------ SOURCE DOCUMENT

Jack Young

Personal information
- Full name: John Gordon Young
- Born: 19 February 1901 Christchurch, New Zealand
- Died: 20 March 1949 (aged 48) Dunedin, New Zealand
- Batting: Right-handed

Domestic team information
- 1921-22 to 1923-24: Canterbury

Career statistics
| Competition | First-class |
| Matches | 6 |
| Runs scored | 154 |
| Batting average | 17.11 |
| 100s/50s | 0/0 |
| Top score | 35 |
| Balls bowled | 0 |
| Wickets | – |
| Bowling average | – |
| 5 wickets in innings | – |
| 10 wickets in match | – |
| Best bowling | – |
| Catches/stumpings | 1/0 |
- Source: CricketArchive, 11 July 2020

= Jack Young (New Zealand cricketer) =

New Zealand cricketer

John Gordon Young (19 February 1901 – 20 March 1949) was a New Zealand cricketer who played first-class cricket for Canterbury from 1922 to 1924.

------------

[WORK TO BE COMPLETED] Continue the Jack Young biography from the end of its last sentence.

------ EXTRACTED ENTRIES

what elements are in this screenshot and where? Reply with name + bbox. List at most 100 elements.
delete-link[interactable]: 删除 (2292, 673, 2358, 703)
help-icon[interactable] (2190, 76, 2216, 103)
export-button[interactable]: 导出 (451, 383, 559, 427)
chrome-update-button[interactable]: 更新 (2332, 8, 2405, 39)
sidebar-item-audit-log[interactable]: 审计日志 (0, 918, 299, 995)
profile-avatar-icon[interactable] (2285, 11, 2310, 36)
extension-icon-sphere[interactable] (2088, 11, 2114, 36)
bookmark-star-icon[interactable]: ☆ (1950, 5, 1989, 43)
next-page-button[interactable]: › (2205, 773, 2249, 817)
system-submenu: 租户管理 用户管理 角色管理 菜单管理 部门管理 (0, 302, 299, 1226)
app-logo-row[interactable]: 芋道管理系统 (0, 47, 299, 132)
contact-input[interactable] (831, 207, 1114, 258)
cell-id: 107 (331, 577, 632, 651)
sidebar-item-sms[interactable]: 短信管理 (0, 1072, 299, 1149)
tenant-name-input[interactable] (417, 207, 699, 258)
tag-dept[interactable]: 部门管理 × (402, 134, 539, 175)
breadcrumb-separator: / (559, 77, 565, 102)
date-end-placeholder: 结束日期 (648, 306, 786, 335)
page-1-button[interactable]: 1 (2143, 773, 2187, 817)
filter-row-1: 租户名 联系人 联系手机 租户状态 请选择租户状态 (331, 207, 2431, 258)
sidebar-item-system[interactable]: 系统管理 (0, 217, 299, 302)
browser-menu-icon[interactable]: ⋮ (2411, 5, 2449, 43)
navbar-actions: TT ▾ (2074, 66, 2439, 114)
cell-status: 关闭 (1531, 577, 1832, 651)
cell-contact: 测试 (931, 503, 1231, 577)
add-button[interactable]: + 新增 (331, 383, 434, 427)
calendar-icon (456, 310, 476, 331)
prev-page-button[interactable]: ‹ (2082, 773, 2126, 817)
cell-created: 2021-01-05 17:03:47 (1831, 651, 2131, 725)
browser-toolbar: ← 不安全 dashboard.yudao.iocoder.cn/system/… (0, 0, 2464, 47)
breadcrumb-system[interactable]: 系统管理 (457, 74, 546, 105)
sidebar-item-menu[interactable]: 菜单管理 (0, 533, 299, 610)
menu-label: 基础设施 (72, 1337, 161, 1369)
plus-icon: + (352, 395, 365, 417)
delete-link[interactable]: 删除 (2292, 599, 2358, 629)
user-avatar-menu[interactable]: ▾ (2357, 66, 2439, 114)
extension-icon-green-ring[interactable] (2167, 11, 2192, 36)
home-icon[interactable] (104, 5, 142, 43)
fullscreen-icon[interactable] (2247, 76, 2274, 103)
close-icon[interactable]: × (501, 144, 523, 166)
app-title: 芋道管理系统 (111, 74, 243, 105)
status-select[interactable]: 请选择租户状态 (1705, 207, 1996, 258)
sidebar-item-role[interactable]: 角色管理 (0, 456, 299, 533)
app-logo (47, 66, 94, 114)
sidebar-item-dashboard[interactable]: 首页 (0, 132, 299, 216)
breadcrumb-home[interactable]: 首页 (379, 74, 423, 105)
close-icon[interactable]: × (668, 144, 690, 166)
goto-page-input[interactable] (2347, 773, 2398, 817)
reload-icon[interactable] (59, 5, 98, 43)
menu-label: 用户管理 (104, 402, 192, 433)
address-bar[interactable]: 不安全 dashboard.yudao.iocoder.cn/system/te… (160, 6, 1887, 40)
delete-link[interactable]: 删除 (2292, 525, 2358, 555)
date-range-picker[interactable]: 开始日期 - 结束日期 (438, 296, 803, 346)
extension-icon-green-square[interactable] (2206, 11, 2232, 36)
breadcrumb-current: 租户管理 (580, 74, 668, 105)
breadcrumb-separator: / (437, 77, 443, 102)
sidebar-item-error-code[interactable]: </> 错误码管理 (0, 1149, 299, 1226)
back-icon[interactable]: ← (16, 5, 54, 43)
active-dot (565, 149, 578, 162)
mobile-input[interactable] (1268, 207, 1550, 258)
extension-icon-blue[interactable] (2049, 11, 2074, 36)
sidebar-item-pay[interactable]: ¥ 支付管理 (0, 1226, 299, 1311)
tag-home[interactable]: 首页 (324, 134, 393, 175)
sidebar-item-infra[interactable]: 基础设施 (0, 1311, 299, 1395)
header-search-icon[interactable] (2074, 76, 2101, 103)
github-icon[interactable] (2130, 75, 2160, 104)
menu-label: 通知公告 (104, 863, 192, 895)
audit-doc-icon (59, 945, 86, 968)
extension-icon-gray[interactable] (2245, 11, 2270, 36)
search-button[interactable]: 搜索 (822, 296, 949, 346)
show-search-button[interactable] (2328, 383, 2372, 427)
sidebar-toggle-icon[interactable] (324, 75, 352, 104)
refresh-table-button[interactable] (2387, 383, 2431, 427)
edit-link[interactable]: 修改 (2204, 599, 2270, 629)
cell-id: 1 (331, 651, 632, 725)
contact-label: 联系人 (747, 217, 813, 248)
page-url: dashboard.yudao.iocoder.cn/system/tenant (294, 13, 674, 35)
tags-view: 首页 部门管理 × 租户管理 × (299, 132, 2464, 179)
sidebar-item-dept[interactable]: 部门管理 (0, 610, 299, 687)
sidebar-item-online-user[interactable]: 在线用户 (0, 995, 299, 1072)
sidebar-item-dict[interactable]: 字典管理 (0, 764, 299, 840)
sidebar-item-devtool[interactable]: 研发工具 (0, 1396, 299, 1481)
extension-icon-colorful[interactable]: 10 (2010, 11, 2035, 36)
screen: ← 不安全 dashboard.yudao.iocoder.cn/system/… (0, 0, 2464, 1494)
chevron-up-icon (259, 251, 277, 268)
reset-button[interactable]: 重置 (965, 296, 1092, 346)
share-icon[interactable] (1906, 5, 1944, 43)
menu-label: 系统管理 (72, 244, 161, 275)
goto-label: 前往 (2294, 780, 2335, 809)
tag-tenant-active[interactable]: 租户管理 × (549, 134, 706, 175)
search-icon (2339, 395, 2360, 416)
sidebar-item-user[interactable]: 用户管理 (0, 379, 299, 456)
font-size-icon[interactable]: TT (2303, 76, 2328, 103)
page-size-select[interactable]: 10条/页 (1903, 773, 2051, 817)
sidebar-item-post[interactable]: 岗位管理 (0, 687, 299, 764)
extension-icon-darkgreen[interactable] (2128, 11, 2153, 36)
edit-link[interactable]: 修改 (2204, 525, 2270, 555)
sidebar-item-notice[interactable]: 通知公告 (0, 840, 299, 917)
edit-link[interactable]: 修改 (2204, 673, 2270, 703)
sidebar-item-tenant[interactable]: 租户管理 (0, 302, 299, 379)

------------

[ANSWER SECTION]
== Career ==
A batsman, Young made his highest first-class score in his first match, when he scored 35 opening in the second innings against Auckland in 1921–22. In a non-first-class match for Canterbury B against Hawke's Bay in January 1920 he scored 238 not out in about 280 minutes. He was later an umpire, standing in three first-class matches in the 1930s and 1940s.

He and his wife Violet had one son. Jack died in March 1949.